# Task goal
Return every line below in which "string" appears.

Dataset entries:
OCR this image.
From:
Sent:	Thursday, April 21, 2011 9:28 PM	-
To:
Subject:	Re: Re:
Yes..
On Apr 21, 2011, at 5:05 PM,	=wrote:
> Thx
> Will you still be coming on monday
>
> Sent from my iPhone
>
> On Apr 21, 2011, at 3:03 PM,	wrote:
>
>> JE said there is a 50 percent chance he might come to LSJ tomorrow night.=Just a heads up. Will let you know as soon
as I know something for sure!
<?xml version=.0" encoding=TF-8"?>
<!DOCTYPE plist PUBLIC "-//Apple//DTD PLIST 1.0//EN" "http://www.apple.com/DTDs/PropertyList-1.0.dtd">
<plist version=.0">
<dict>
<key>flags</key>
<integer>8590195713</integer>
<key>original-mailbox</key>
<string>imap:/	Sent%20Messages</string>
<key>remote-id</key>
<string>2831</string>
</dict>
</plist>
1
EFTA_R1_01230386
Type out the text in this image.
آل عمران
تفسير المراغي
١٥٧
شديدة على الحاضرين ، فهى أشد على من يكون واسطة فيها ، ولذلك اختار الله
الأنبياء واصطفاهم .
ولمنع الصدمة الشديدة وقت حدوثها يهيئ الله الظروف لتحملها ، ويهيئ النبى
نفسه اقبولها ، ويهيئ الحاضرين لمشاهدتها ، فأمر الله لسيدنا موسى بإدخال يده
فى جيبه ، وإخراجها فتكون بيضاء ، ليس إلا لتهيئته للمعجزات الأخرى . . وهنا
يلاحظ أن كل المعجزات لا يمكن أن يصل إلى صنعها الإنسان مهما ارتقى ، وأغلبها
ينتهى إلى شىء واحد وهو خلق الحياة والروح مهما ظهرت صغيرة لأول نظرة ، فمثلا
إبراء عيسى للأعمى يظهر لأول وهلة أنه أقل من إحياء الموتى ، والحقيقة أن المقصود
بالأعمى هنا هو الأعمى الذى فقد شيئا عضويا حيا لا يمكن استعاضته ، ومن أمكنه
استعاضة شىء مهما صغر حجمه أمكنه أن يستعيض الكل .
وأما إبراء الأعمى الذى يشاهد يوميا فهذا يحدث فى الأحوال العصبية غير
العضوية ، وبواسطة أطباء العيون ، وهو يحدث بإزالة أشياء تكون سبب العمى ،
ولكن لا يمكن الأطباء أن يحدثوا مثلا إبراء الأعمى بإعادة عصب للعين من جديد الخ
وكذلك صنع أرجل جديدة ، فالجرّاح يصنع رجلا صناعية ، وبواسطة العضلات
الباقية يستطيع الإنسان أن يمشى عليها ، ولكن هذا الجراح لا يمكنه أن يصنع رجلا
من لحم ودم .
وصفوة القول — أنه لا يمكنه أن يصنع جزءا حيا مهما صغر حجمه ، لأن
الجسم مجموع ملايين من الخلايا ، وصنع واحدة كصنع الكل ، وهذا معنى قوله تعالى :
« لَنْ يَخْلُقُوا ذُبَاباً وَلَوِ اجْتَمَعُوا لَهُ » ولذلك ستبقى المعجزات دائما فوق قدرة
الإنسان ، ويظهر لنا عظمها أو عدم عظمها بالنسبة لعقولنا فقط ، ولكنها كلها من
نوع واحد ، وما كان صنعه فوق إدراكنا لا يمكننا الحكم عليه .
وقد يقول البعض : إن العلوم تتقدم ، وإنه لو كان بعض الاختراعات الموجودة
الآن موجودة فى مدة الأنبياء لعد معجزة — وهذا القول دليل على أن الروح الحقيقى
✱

# Answer to the exercise
<string>imap:/	Sent%20Messages</string>
<string>2831</string>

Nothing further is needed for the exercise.